# Data supplied start

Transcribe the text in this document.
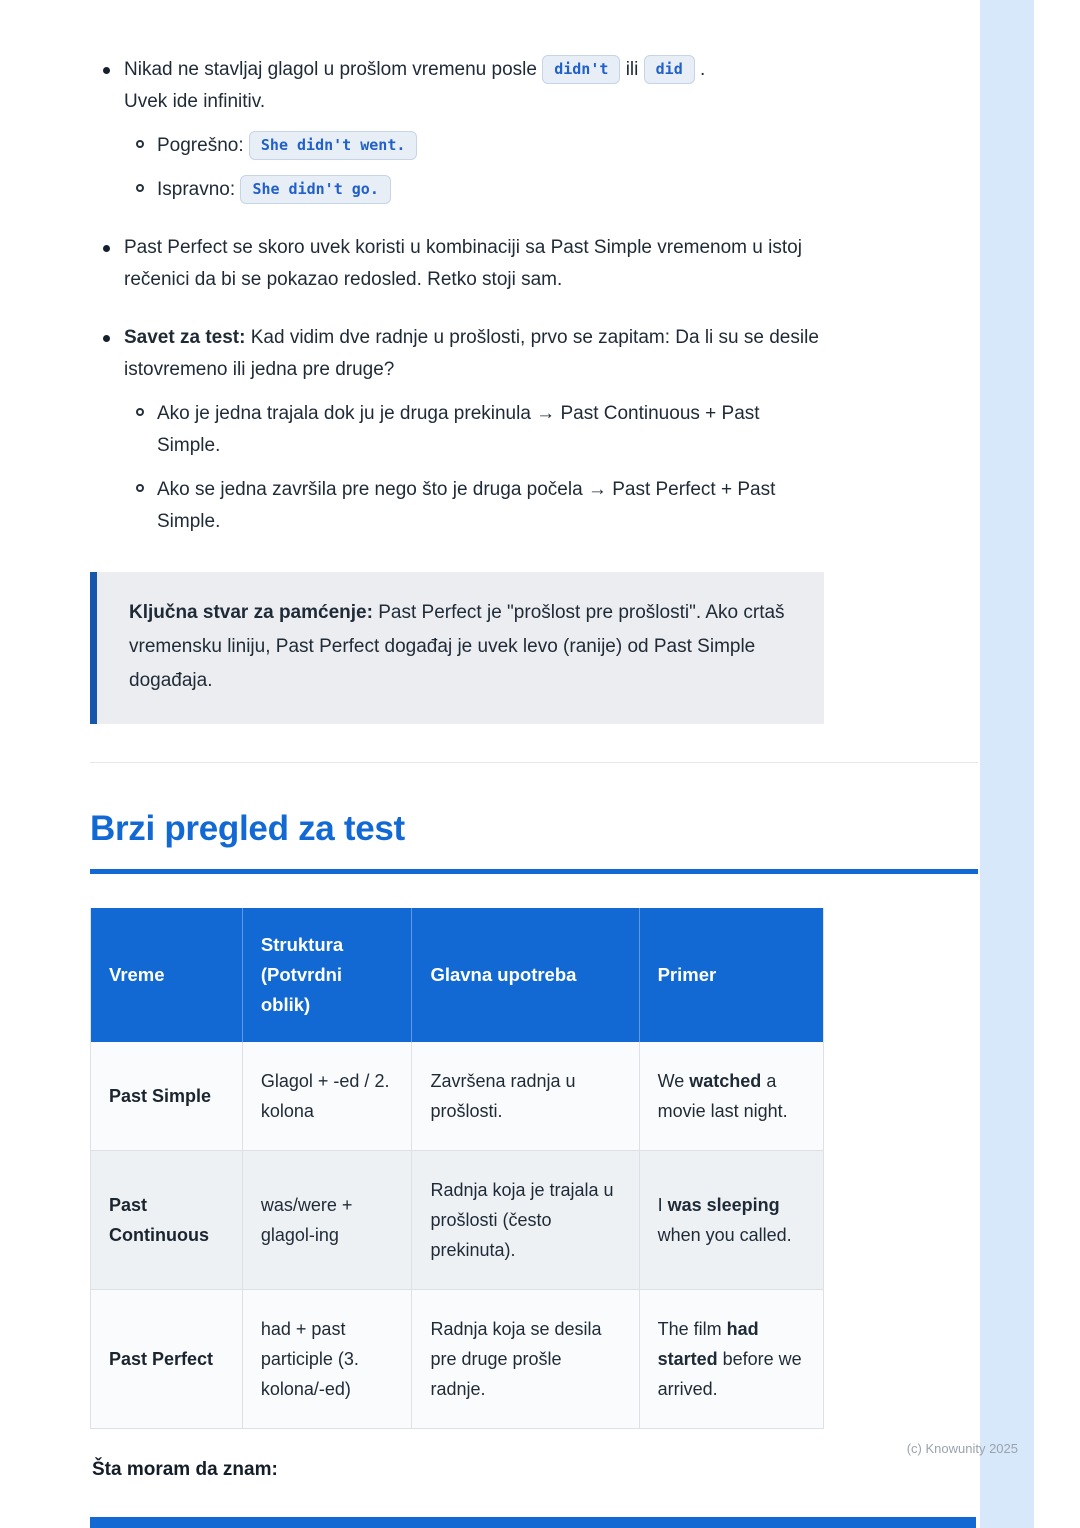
Nikad ne stavljaj glagol u prošlom vremenu posle didn't ili did .
Uvek ide infinitiv.
Pogrešno: She didn't went.
Ispravno: She didn't go.
Past Perfect se skoro uvek koristi u kombinaciji sa Past Simple vremenom u istoj rečenici da bi se pokazao redosled. Retko stoji sam.
Savet za test: Kad vidim dve radnje u prošlosti, prvo se zapitam: Da li su se desile istovremeno ili jedna pre druge?
Ako je jedna trajala dok ju je druga prekinula → Past Continuous + Past Simple.
Ako se jedna završila pre nego što je druga počela → Past Perfect + Past Simple.

Ključna stvar za pamćenje: Past Perfect je "prošlost pre prošlosti". Ako crtaš vremensku liniju, Past Perfect događaj je uvek levo (ranije) od Past Simple događaja.

Brzi pregled za test
Vreme	Struktura (Potvrdni oblik)	Glavna upotreba	Primer
Past Simple	Glagol + -ed / 2. kolona	Završena radnja u prošlosti.	We watched a movie last night.
Past Continuous	was/were + glagol-ing	Radnja koja je trajala u prošlosti (često prekinuta).	I was sleeping when you called.
Past Perfect	had + past participle (3. kolona/-ed)	Radnja koja se desila pre druge prošle radnje.	The film had started before we arrived.

Šta moram da znam:

(c) Knowunity 2025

# Data supplied end

Written exercise ▸
Show every line that contains the word "koja".

Output for this exercise ▸
Past Continuous	was/were + glagol-ing	Radnja koja je trajala u prošlosti (često prekinuta).	I was sleeping when you called.
Past Perfect	had + past participle (3. kolona/-ed)	Radnja koja se desila pre druge prošle radnje.	The film had started before we arrived.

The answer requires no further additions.